### Input data
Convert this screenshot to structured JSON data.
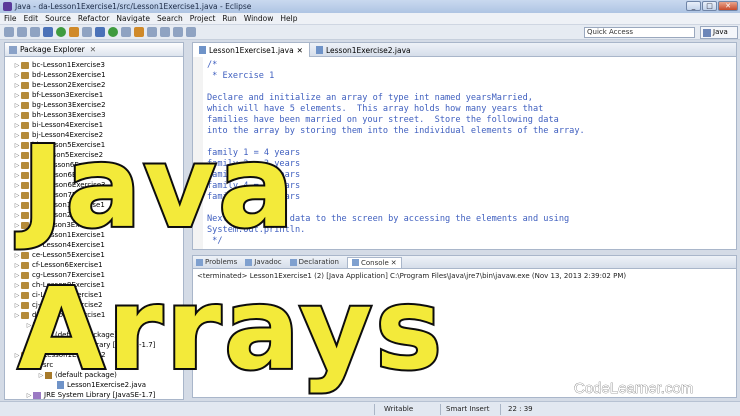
{
  "window": {
    "title": "Java - da-Lesson1Exercise1/src/Lesson1Exercise1.java - Eclipse",
    "buttons": [
      "_",
      "□",
      "✕"
    ]
  },
  "menu": [
    "File",
    "Edit",
    "Source",
    "Refactor",
    "Navigate",
    "Search",
    "Project",
    "Run",
    "Window",
    "Help"
  ],
  "toolbar": {
    "quick_access": "Quick Access",
    "perspective": "Java"
  },
  "package_explorer": {
    "title": "Package Explorer",
    "close": "✕",
    "items": [
      {
        "label": "bc-Lesson1Exercise3",
        "type": "project"
      },
      {
        "label": "bd-Lesson2Exercise1",
        "type": "project"
      },
      {
        "label": "be-Lesson2Exercise2",
        "type": "project"
      },
      {
        "label": "bf-Lesson3Exercise1",
        "type": "project"
      },
      {
        "label": "bg-Lesson3Exercise2",
        "type": "project"
      },
      {
        "label": "bh-Lesson3Exercise3",
        "type": "project"
      },
      {
        "label": "bi-Lesson4Exercise1",
        "type": "project"
      },
      {
        "label": "bj-Lesson4Exercise2",
        "type": "project"
      },
      {
        "label": "bk-Lesson5Exercise1",
        "type": "project"
      },
      {
        "label": "bl-Lesson5Exercise2",
        "type": "project"
      },
      {
        "label": "bm-Lesson6Exercise1",
        "type": "project"
      },
      {
        "label": "bn-Lesson6Exercise2",
        "type": "project"
      },
      {
        "label": "bo-Lesson6Exercise3",
        "type": "project"
      },
      {
        "label": "bp-Lesson7Exercise1",
        "type": "project"
      },
      {
        "label": "ca-Lesson1Exercise1",
        "type": "project"
      },
      {
        "label": "cb-Lesson2Exercise1",
        "type": "project"
      },
      {
        "label": "cc-Lesson3Exercise1",
        "type": "project"
      },
      {
        "label": "cd-Lesson1Exercise1",
        "type": "project"
      },
      {
        "label": "ce-Lesson4Exercise1",
        "type": "project"
      },
      {
        "label": "ce-Lesson5Exercise1",
        "type": "project"
      },
      {
        "label": "cf-Lesson6Exercise1",
        "type": "project"
      },
      {
        "label": "cg-Lesson7Exercise1",
        "type": "project"
      },
      {
        "label": "ch-Lesson8Exercise1",
        "type": "project"
      },
      {
        "label": "ci-Lesson9Exercise1",
        "type": "project"
      },
      {
        "label": "cj-Lesson9Exercise2",
        "type": "project"
      },
      {
        "label": "da-Lesson1Exercise1",
        "type": "project"
      },
      {
        "label": "src",
        "type": "folder"
      },
      {
        "label": "(default package)",
        "type": "package"
      },
      {
        "label": "JRE System Library [JavaSE-1.7]",
        "type": "library"
      },
      {
        "label": "db-Lesson1Exercise2",
        "type": "project"
      },
      {
        "label": "src",
        "type": "folder"
      },
      {
        "label": "(default package)",
        "type": "package"
      },
      {
        "label": "Lesson1Exercise2.java",
        "type": "file"
      },
      {
        "label": "JRE System Library [JavaSE-1.7]",
        "type": "library"
      }
    ]
  },
  "editor": {
    "tabs": [
      {
        "label": "Lesson1Exercise1.java",
        "close": "✕"
      },
      {
        "label": "Lesson1Exercise2.java",
        "close": ""
      }
    ],
    "code": "/*\n * Exercise 1\n\nDeclare and initialize an array of type int named yearsMarried,\nwhich will have 5 elements.  This array holds how many years that\nfamilies have been married on your street.  Store the following data\ninto the array by storing them into the individual elements of the array.\n\nfamily 1 = 4 years\nfamily 2 = 3 years\nfamily 3 = 5 years\nfamily 4 = 6 years\nfamily 5 = 8 years\n\nNext, print the data to the screen by accessing the elements and using\nSystem.out.println.\n */"
  },
  "console": {
    "tabs": [
      "Problems",
      "Javadoc",
      "Declaration",
      "Console"
    ],
    "console_close": "✕",
    "line": "<terminated> Lesson1Exercise1 (2) [Java Application] C:\\Program Files\\Java\\jre7\\bin\\javaw.exe (Nov 13, 2013 2:39:02 PM)"
  },
  "status": {
    "writable": "Writable",
    "insert": "Smart Insert",
    "position": "22 : 39"
  },
  "overlay": {
    "line1": "Java",
    "line2": "Arrays"
  },
  "brand": "CodeLearner.com",
  "colors": {
    "overlay_text": "#f3ea3a",
    "comment_text": "#3f5fbf"
  }
}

### What this task involves
Copy the listing exactly. Any image in it stays out of the copy.

### Result for this task
Convert this screenshot to structured JSON data.
{
  "window": {
    "title": "Java - da-Lesson1Exercise1/src/Lesson1Exercise1.java - Eclipse",
    "buttons": [
      "_",
      "□",
      "✕"
    ]
  },
  "menu": [
    "File",
    "Edit",
    "Source",
    "Refactor",
    "Navigate",
    "Search",
    "Project",
    "Run",
    "Window",
    "Help"
  ],
  "toolbar": {
    "quick_access": "Quick Access",
    "perspective": "Java"
  },
  "package_explorer": {
    "title": "Package Explorer",
    "close": "✕",
    "items": [
      {
        "label": "bc-Lesson1Exercise3",
        "type": "project"
      },
      {
        "label": "bd-Lesson2Exercise1",
        "type": "project"
      },
      {
        "label": "be-Lesson2Exercise2",
        "type": "project"
      },
      {
        "label": "bf-Lesson3Exercise1",
        "type": "project"
      },
      {
        "label": "bg-Lesson3Exercise2",
        "type": "project"
      },
      {
        "label": "bh-Lesson3Exercise3",
        "type": "project"
      },
      {
        "label": "bi-Lesson4Exercise1",
        "type": "project"
      },
      {
        "label": "bj-Lesson4Exercise2",
        "type": "project"
      },
      {
        "label": "bk-Lesson5Exercise1",
        "type": "project"
      },
      {
        "label": "bl-Lesson5Exercise2",
        "type": "project"
      },
      {
        "label": "bm-Lesson6Exercise1",
        "type": "project"
      },
      {
        "label": "bn-Lesson6Exercise2",
        "type": "project"
      },
      {
        "label": "bo-Lesson6Exercise3",
        "type": "project"
      },
      {
        "label": "bp-Lesson7Exercise1",
        "type": "project"
      },
      {
        "label": "ca-Lesson1Exercise1",
        "type": "project"
      },
      {
        "label": "cb-Lesson2Exercise1",
        "type": "project"
      },
      {
        "label": "cc-Lesson3Exercise1",
        "type": "project"
      },
      {
        "label": "cd-Lesson1Exercise1",
        "type": "project"
      },
      {
        "label": "ce-Lesson4Exercise1",
        "type": "project"
      },
      {
        "label": "ce-Lesson5Exercise1",
        "type": "project"
      },
      {
        "label": "cf-Lesson6Exercise1",
        "type": "project"
      },
      {
        "label": "cg-Lesson7Exercise1",
        "type": "project"
      },
      {
        "label": "ch-Lesson8Exercise1",
        "type": "project"
      },
      {
        "label": "ci-Lesson9Exercise1",
        "type": "project"
      },
      {
        "label": "cj-Lesson9Exercise2",
        "type": "project"
      },
      {
        "label": "da-Lesson1Exercise1",
        "type": "project"
      },
      {
        "label": "src",
        "type": "folder"
      },
      {
        "label": "(default package)",
        "type": "package"
      },
      {
        "label": "JRE System Library [JavaSE-1.7]",
        "type": "library"
      },
      {
        "label": "db-Lesson1Exercise2",
        "type": "project"
      },
      {
        "label": "src",
        "type": "folder"
      },
      {
        "label": "(default package)",
        "type": "package"
      },
      {
        "label": "Lesson1Exercise2.java",
        "type": "file"
      },
      {
        "label": "JRE System Library [JavaSE-1.7]",
        "type": "library"
      }
    ]
  },
  "editor": {
    "tabs": [
      {
        "label": "Lesson1Exercise1.java",
        "close": "✕"
      },
      {
        "label": "Lesson1Exercise2.java",
        "close": ""
      }
    ],
    "code": "/*\n * Exercise 1\n\nDeclare and initialize an array of type int named yearsMarried,\nwhich will have 5 elements.  This array holds how many years that\nfamilies have been married on your street.  Store the following data\ninto the array by storing them into the individual elements of the array.\n\nfamily 1 = 4 years\nfamily 2 = 3 years\nfamily 3 = 5 years\nfamily 4 = 6 years\nfamily 5 = 8 years\n\nNext, print the data to the screen by accessing the elements and using\nSystem.out.println.\n */"
  },
  "console": {
    "tabs": [
      "Problems",
      "Javadoc",
      "Declaration",
      "Console"
    ],
    "console_close": "✕",
    "line": "<terminated> Lesson1Exercise1 (2) [Java Application] C:\\Program Files\\Java\\jre7\\bin\\javaw.exe (Nov 13, 2013 2:39:02 PM)"
  },
  "status": {
    "writable": "Writable",
    "insert": "Smart Insert",
    "position": "22 : 39"
  },
  "overlay": {
    "line1": "Java",
    "line2": "Arrays"
  },
  "brand": "CodeLearner.com",
  "colors": {
    "overlay_text": "#f3ea3a",
    "comment_text": "#3f5fbf"
  }
}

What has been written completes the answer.